## [What this task involves]
Pictures stay out of the copy; restate everything else in the material exactly.

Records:

=======

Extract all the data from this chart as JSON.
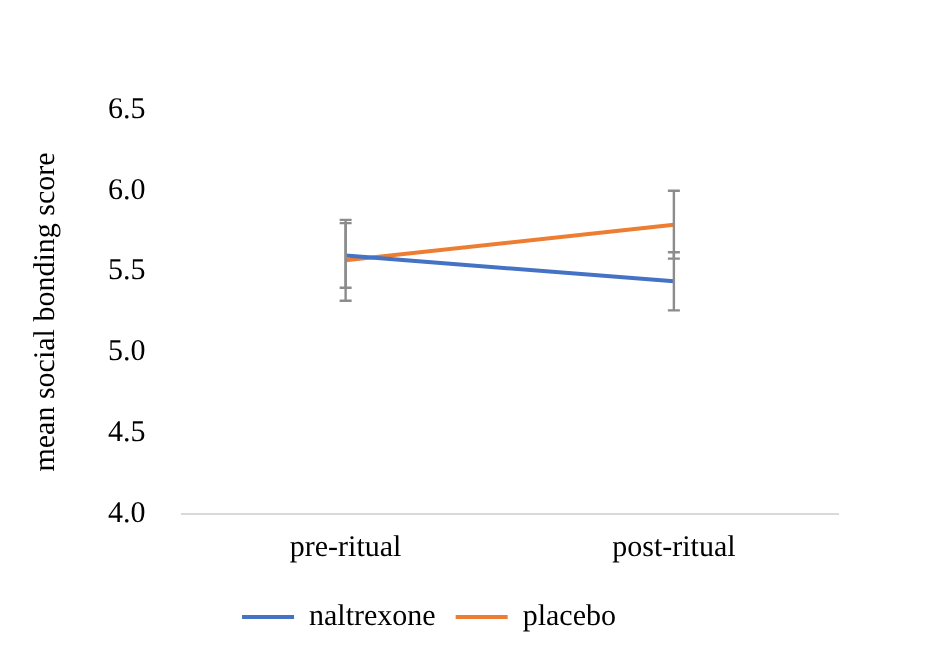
{
  "chart_data": {
    "type": "line",
    "ylabel": "mean social bonding score",
    "categories": [
      "pre-ritual",
      "post-ritual"
    ],
    "series": [
      {
        "name": "naltrexone",
        "color": "#4472c4",
        "values": [
          5.6,
          5.44
        ],
        "errors": [
          0.2,
          0.18
        ]
      },
      {
        "name": "placebo",
        "color": "#ed7d31",
        "values": [
          5.57,
          5.79
        ],
        "errors": [
          0.25,
          0.21
        ]
      }
    ],
    "ylim": [
      4.0,
      6.5
    ],
    "yticks": [
      {
        "value": 4.0,
        "label": "4.0"
      },
      {
        "value": 4.5,
        "label": "4.5"
      },
      {
        "value": 5.0,
        "label": "5.0"
      },
      {
        "value": 5.5,
        "label": "5.5"
      },
      {
        "value": 6.0,
        "label": "6.0"
      },
      {
        "value": 6.5,
        "label": "6.5"
      }
    ],
    "grid": false,
    "legend": "bottom",
    "marker": "none",
    "line_style": "solid"
  }
}
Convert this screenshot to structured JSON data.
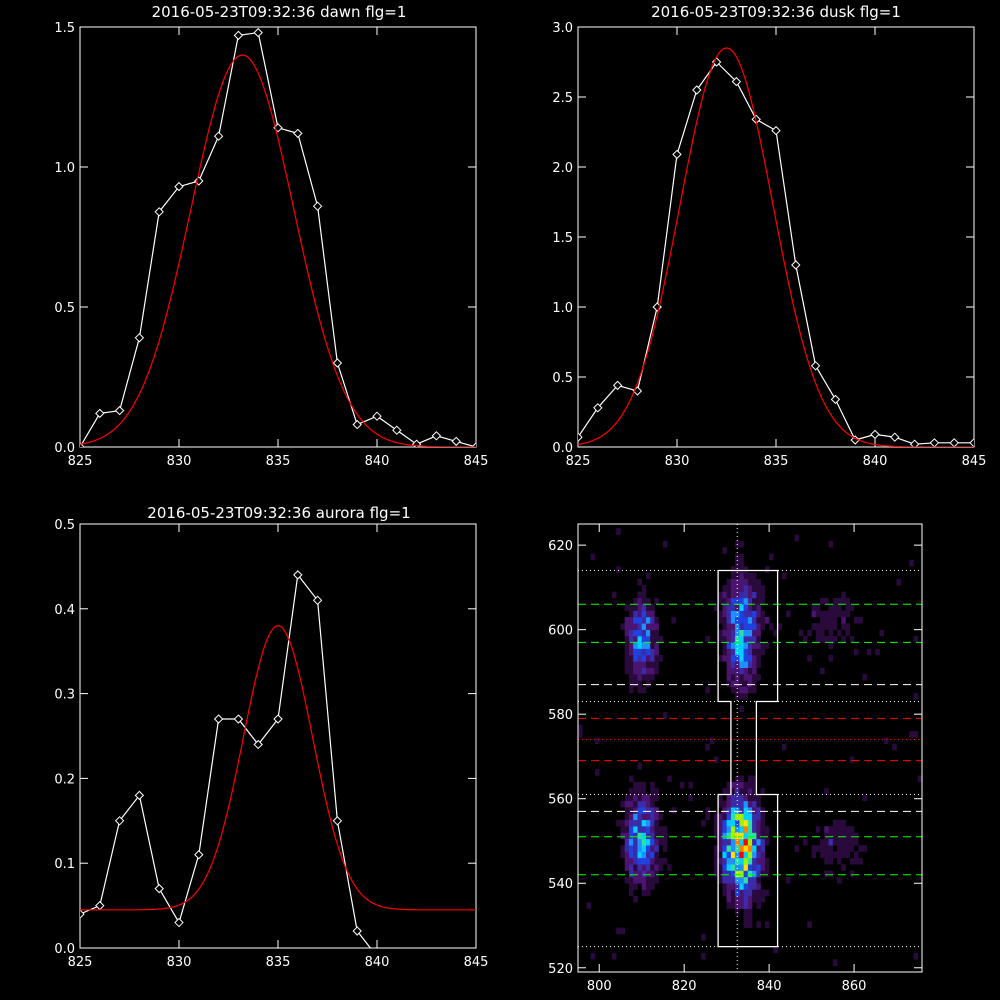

=======

## [Solved exercise]
Extract all the data from this chart as JSON.
{
  "chart_data": {
    "type": "line",
    "ylabel": "mean social bonding score",
    "categories": [
      "pre-ritual",
      "post-ritual"
    ],
    "series": [
      {
        "name": "naltrexone",
        "color": "#4472c4",
        "values": [
          5.6,
          5.44
        ],
        "errors": [
          0.2,
          0.18
        ]
      },
      {
        "name": "placebo",
        "color": "#ed7d31",
        "values": [
          5.57,
          5.79
        ],
        "errors": [
          0.25,
          0.21
        ]
      }
    ],
    "ylim": [
      4.0,
      6.5
    ],
    "yticks": [
      {
        "value": 4.0,
        "label": "4.0"
      },
      {
        "value": 4.5,
        "label": "4.5"
      },
      {
        "value": 5.0,
        "label": "5.0"
      },
      {
        "value": 5.5,
        "label": "5.5"
      },
      {
        "value": 6.0,
        "label": "6.0"
      },
      {
        "value": 6.5,
        "label": "6.5"
      }
    ],
    "grid": false,
    "legend": "bottom",
    "marker": "none",
    "line_style": "solid"
  }
}
Convert this screenshot to structured JSON data.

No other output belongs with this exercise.